What to do – The data below is to be returned in full and exactly.

Provided data –

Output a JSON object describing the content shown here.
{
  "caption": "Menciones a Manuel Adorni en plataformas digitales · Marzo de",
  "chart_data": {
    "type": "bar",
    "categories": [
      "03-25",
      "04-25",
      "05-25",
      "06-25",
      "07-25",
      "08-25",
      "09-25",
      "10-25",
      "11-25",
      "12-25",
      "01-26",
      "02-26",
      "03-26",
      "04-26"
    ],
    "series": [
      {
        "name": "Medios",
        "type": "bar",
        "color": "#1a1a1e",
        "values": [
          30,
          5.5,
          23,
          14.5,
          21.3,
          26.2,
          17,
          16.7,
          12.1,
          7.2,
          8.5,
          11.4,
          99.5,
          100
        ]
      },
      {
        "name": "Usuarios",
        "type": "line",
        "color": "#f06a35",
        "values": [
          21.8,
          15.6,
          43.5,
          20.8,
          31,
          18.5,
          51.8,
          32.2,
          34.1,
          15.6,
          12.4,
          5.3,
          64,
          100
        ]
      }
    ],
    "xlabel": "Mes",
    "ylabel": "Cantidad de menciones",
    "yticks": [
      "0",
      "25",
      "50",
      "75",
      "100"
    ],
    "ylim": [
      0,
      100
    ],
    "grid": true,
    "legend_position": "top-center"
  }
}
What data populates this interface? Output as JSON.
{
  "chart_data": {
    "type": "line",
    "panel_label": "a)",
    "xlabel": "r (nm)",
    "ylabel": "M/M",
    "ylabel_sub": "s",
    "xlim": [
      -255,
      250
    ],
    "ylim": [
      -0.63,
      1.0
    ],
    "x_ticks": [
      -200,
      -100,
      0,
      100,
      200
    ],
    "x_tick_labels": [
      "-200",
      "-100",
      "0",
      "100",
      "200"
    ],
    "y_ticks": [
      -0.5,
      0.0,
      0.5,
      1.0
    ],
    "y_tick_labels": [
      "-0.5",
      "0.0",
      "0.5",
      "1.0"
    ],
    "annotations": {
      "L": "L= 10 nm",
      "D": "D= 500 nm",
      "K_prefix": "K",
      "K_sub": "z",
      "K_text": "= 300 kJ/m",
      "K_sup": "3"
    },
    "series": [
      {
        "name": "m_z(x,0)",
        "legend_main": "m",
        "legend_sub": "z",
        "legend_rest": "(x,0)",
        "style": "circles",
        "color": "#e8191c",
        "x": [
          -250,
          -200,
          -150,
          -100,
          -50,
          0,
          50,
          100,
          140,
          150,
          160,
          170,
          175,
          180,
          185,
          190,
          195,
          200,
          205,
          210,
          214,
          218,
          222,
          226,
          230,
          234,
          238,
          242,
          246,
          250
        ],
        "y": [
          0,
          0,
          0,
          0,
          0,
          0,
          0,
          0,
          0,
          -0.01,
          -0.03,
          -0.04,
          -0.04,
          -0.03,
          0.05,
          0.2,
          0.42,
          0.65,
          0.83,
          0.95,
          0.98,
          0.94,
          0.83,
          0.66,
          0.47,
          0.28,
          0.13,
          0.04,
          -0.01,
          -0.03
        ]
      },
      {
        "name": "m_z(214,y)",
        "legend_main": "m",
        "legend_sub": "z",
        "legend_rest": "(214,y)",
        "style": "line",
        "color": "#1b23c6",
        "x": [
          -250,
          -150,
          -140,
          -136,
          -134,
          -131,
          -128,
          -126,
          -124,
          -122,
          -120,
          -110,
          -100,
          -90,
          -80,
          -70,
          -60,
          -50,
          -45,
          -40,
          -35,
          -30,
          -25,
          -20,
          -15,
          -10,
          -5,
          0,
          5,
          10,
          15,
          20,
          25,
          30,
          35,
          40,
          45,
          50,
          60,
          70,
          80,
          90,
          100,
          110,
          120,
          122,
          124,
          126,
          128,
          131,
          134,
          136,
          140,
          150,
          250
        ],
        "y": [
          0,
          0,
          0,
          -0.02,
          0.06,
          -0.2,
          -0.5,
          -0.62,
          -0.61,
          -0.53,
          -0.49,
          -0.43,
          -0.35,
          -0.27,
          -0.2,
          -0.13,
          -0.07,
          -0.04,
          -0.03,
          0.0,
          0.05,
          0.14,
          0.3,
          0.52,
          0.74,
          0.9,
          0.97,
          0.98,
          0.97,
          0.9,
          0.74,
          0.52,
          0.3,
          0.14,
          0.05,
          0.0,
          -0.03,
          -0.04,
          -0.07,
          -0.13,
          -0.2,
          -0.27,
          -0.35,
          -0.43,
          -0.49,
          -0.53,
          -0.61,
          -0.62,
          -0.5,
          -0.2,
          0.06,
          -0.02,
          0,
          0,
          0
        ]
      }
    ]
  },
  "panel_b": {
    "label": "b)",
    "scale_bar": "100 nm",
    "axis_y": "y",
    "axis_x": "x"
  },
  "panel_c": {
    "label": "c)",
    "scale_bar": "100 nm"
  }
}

Reply –
Output a JSON object describing the content shown here.
{
  "caption": "Menciones a Manuel Adorni en plataformas digitales · Marzo de",
  "chart_data": {
    "type": "bar",
    "categories": [
      "03-25",
      "04-25",
      "05-25",
      "06-25",
      "07-25",
      "08-25",
      "09-25",
      "10-25",
      "11-25",
      "12-25",
      "01-26",
      "02-26",
      "03-26",
      "04-26"
    ],
    "series": [
      {
        "name": "Medios",
        "type": "bar",
        "color": "#1a1a1e",
        "values": [
          30,
          5.5,
          23,
          14.5,
          21.3,
          26.2,
          17,
          16.7,
          12.1,
          7.2,
          8.5,
          11.4,
          99.5,
          100
        ]
      },
      {
        "name": "Usuarios",
        "type": "line",
        "color": "#f06a35",
        "values": [
          21.8,
          15.6,
          43.5,
          20.8,
          31,
          18.5,
          51.8,
          32.2,
          34.1,
          15.6,
          12.4,
          5.3,
          64,
          100
        ]
      }
    ],
    "xlabel": "Mes",
    "ylabel": "Cantidad de menciones",
    "yticks": [
      "0",
      "25",
      "50",
      "75",
      "100"
    ],
    "ylim": [
      0,
      100
    ],
    "grid": true,
    "legend_position": "top-center"
  }
}
What data populates this interface? Output as JSON.
{
  "chart_data": {
    "type": "line",
    "panel_label": "a)",
    "xlabel": "r (nm)",
    "ylabel": "M/M",
    "ylabel_sub": "s",
    "xlim": [
      -255,
      250
    ],
    "ylim": [
      -0.63,
      1.0
    ],
    "x_ticks": [
      -200,
      -100,
      0,
      100,
      200
    ],
    "x_tick_labels": [
      "-200",
      "-100",
      "0",
      "100",
      "200"
    ],
    "y_ticks": [
      -0.5,
      0.0,
      0.5,
      1.0
    ],
    "y_tick_labels": [
      "-0.5",
      "0.0",
      "0.5",
      "1.0"
    ],
    "annotations": {
      "L": "L= 10 nm",
      "D": "D= 500 nm",
      "K_prefix": "K",
      "K_sub": "z",
      "K_text": "= 300 kJ/m",
      "K_sup": "3"
    },
    "series": [
      {
        "name": "m_z(x,0)",
        "legend_main": "m",
        "legend_sub": "z",
        "legend_rest": "(x,0)",
        "style": "circles",
        "color": "#e8191c",
        "x": [
          -250,
          -200,
          -150,
          -100,
          -50,
          0,
          50,
          100,
          140,
          150,
          160,
          170,
          175,
          180,
          185,
          190,
          195,
          200,
          205,
          210,
          214,
          218,
          222,
          226,
          230,
          234,
          238,
          242,
          246,
          250
        ],
        "y": [
          0,
          0,
          0,
          0,
          0,
          0,
          0,
          0,
          0,
          -0.01,
          -0.03,
          -0.04,
          -0.04,
          -0.03,
          0.05,
          0.2,
          0.42,
          0.65,
          0.83,
          0.95,
          0.98,
          0.94,
          0.83,
          0.66,
          0.47,
          0.28,
          0.13,
          0.04,
          -0.01,
          -0.03
        ]
      },
      {
        "name": "m_z(214,y)",
        "legend_main": "m",
        "legend_sub": "z",
        "legend_rest": "(214,y)",
        "style": "line",
        "color": "#1b23c6",
        "x": [
          -250,
          -150,
          -140,
          -136,
          -134,
          -131,
          -128,
          -126,
          -124,
          -122,
          -120,
          -110,
          -100,
          -90,
          -80,
          -70,
          -60,
          -50,
          -45,
          -40,
          -35,
          -30,
          -25,
          -20,
          -15,
          -10,
          -5,
          0,
          5,
          10,
          15,
          20,
          25,
          30,
          35,
          40,
          45,
          50,
          60,
          70,
          80,
          90,
          100,
          110,
          120,
          122,
          124,
          126,
          128,
          131,
          134,
          136,
          140,
          150,
          250
        ],
        "y": [
          0,
          0,
          0,
          -0.02,
          0.06,
          -0.2,
          -0.5,
          -0.62,
          -0.61,
          -0.53,
          -0.49,
          -0.43,
          -0.35,
          -0.27,
          -0.2,
          -0.13,
          -0.07,
          -0.04,
          -0.03,
          0.0,
          0.05,
          0.14,
          0.3,
          0.52,
          0.74,
          0.9,
          0.97,
          0.98,
          0.97,
          0.9,
          0.74,
          0.52,
          0.3,
          0.14,
          0.05,
          0.0,
          -0.03,
          -0.04,
          -0.07,
          -0.13,
          -0.2,
          -0.27,
          -0.35,
          -0.43,
          -0.49,
          -0.53,
          -0.61,
          -0.62,
          -0.5,
          -0.2,
          0.06,
          -0.02,
          0,
          0,
          0
        ]
      }
    ]
  },
  "panel_b": {
    "label": "b)",
    "scale_bar": "100 nm",
    "axis_y": "y",
    "axis_x": "x"
  },
  "panel_c": {
    "label": "c)",
    "scale_bar": "100 nm"
  }
}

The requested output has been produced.